■ WORK TO DO
Give again, word for word, only the lines from the one containing "Enumerate this screenshot's" through the final line.

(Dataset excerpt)

_ _ _ _ _ _ _

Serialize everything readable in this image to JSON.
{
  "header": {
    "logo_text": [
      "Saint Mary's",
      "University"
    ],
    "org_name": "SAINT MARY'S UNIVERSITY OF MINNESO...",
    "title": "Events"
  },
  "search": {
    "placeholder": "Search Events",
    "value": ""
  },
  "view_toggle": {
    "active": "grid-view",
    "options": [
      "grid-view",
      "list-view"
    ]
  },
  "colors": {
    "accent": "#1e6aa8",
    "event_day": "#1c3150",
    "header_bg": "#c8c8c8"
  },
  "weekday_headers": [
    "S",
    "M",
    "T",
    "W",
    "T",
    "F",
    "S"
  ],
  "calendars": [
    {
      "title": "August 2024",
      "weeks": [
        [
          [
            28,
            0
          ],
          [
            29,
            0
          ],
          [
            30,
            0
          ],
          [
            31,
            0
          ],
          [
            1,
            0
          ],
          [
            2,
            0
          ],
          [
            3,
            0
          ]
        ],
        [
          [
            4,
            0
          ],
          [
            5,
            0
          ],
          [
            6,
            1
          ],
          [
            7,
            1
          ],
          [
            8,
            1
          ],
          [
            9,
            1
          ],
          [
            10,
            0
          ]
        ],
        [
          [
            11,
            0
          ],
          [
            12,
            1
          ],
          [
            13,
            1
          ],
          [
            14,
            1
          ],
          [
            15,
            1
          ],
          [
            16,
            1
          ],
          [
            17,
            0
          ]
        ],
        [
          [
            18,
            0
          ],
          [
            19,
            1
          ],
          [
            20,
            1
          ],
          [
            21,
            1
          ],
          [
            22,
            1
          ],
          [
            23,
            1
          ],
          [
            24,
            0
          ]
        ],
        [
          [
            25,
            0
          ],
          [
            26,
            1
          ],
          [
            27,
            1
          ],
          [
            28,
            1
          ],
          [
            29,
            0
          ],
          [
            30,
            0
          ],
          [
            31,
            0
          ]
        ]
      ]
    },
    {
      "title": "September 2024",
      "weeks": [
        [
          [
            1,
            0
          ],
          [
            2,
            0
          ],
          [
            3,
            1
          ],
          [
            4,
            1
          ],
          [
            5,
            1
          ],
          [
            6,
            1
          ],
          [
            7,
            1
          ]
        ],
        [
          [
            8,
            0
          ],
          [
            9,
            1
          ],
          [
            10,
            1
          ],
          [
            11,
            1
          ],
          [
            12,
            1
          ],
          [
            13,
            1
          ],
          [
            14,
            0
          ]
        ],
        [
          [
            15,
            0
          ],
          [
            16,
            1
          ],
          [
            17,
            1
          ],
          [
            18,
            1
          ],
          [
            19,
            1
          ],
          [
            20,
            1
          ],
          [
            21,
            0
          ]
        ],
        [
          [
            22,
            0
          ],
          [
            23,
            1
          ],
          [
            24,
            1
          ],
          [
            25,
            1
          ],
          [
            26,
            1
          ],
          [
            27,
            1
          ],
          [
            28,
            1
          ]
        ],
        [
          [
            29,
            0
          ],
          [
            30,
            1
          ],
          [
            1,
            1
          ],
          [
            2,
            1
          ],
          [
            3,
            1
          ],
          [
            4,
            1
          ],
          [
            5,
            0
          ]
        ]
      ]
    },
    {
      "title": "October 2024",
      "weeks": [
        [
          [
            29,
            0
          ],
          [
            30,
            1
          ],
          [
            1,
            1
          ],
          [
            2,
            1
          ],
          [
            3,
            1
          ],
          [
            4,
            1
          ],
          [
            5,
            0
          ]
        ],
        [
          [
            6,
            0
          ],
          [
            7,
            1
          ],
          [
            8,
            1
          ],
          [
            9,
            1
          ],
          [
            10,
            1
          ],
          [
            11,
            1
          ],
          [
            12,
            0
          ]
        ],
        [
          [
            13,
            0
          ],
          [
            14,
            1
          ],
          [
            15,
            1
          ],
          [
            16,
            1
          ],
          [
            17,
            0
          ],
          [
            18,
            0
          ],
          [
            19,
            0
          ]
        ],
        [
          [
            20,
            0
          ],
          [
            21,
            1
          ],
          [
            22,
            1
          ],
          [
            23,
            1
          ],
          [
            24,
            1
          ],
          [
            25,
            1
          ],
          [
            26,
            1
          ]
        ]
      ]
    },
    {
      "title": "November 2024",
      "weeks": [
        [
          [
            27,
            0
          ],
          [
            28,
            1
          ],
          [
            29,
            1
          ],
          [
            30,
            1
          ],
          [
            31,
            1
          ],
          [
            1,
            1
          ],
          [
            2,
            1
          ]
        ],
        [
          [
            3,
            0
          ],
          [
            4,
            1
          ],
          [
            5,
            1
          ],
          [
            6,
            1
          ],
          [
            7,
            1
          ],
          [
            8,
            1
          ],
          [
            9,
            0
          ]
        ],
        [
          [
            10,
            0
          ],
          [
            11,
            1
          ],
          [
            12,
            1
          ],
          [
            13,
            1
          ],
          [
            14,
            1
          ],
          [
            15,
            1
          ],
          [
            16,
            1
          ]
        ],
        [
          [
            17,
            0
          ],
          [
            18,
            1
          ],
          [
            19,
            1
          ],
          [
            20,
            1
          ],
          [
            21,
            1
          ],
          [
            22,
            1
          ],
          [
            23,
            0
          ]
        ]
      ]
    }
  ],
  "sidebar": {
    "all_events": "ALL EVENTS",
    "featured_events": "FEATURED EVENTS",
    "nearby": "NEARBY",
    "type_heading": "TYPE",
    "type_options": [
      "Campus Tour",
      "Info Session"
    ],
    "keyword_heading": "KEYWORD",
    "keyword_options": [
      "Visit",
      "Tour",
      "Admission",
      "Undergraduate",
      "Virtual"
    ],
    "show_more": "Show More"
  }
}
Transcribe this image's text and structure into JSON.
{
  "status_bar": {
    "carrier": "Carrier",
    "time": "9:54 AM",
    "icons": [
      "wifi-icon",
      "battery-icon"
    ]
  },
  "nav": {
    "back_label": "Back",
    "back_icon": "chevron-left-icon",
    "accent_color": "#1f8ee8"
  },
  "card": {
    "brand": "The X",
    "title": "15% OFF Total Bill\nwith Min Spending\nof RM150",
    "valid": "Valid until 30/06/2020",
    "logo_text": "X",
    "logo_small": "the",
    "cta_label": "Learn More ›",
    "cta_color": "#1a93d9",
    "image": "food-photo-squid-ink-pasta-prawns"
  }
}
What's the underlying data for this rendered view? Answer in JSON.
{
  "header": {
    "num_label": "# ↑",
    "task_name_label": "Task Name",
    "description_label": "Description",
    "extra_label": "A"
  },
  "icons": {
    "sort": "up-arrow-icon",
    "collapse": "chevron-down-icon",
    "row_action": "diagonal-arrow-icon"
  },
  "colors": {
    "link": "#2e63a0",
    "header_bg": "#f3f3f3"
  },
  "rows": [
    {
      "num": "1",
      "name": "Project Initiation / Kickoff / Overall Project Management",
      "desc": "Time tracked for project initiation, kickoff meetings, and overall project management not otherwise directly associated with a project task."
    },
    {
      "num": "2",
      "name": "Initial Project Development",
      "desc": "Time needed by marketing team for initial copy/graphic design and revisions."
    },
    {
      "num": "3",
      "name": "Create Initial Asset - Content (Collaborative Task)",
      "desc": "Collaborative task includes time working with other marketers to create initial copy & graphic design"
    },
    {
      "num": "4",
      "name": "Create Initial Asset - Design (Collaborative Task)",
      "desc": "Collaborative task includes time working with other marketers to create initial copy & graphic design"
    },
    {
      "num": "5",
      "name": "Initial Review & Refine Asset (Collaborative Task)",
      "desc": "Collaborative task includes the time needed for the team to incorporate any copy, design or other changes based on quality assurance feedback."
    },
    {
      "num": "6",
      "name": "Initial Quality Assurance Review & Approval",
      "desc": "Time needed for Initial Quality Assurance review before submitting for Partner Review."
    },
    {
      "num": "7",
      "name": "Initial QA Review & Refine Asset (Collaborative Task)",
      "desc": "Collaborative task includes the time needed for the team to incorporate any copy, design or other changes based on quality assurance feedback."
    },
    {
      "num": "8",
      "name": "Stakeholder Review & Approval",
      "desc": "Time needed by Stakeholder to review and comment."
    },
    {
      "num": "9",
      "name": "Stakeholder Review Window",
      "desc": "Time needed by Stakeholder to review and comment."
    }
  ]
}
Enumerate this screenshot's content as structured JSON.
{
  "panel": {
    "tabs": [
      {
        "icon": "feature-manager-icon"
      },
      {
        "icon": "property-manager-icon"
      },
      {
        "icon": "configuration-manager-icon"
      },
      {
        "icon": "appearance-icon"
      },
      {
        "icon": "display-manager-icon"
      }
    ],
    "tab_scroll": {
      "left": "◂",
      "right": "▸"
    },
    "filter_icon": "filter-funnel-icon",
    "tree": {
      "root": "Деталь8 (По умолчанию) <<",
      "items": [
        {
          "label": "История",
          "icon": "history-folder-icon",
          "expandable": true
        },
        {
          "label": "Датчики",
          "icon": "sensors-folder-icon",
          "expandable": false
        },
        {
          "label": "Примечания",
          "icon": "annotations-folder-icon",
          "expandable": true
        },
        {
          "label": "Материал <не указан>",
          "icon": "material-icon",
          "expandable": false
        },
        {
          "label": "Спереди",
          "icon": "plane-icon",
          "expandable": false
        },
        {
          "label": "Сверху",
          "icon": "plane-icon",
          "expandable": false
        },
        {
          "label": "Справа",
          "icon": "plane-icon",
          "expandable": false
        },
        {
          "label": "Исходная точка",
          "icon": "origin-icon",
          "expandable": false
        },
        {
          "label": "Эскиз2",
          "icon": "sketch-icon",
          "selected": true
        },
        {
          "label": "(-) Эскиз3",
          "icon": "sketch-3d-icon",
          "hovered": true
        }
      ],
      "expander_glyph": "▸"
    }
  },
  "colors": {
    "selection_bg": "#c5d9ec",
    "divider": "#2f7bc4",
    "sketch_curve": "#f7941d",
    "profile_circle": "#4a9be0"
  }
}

_ _ _ _ _ _ _

■ OUTPUT OF THE TASK
Enumerate this screenshot's content as structured JSON.
{
  "panel": {
    "tabs": [
      {
        "icon": "feature-manager-icon"
      },
      {
        "icon": "property-manager-icon"
      },
      {
        "icon": "configuration-manager-icon"
      },
      {
        "icon": "appearance-icon"
      },
      {
        "icon": "display-manager-icon"
      }
    ],
    "tab_scroll": {
      "left": "◂",
      "right": "▸"
    },
    "filter_icon": "filter-funnel-icon",
    "tree": {
      "root": "Деталь8 (По умолчанию) <<",
      "items": [
        {
          "label": "История",
          "icon": "history-folder-icon",
          "expandable": true
        },
        {
          "label": "Датчики",
          "icon": "sensors-folder-icon",
          "expandable": false
        },
        {
          "label": "Примечания",
          "icon": "annotations-folder-icon",
          "expandable": true
        },
        {
          "label": "Материал <не указан>",
          "icon": "material-icon",
          "expandable": false
        },
        {
          "label": "Спереди",
          "icon": "plane-icon",
          "expandable": false
        },
        {
          "label": "Сверху",
          "icon": "plane-icon",
          "expandable": false
        },
        {
          "label": "Справа",
          "icon": "plane-icon",
          "expandable": false
        },
        {
          "label": "Исходная точка",
          "icon": "origin-icon",
          "expandable": false
        },
        {
          "label": "Эскиз2",
          "icon": "sketch-icon",
          "selected": true
        },
        {
          "label": "(-) Эскиз3",
          "icon": "sketch-3d-icon",
          "hovered": true
        }
      ],
      "expander_glyph": "▸"
    }
  },
  "colors": {
    "selection_bg": "#c5d9ec",
    "divider": "#2f7bc4",
    "sketch_curve": "#f7941d",
    "profile_circle": "#4a9be0"
  }
}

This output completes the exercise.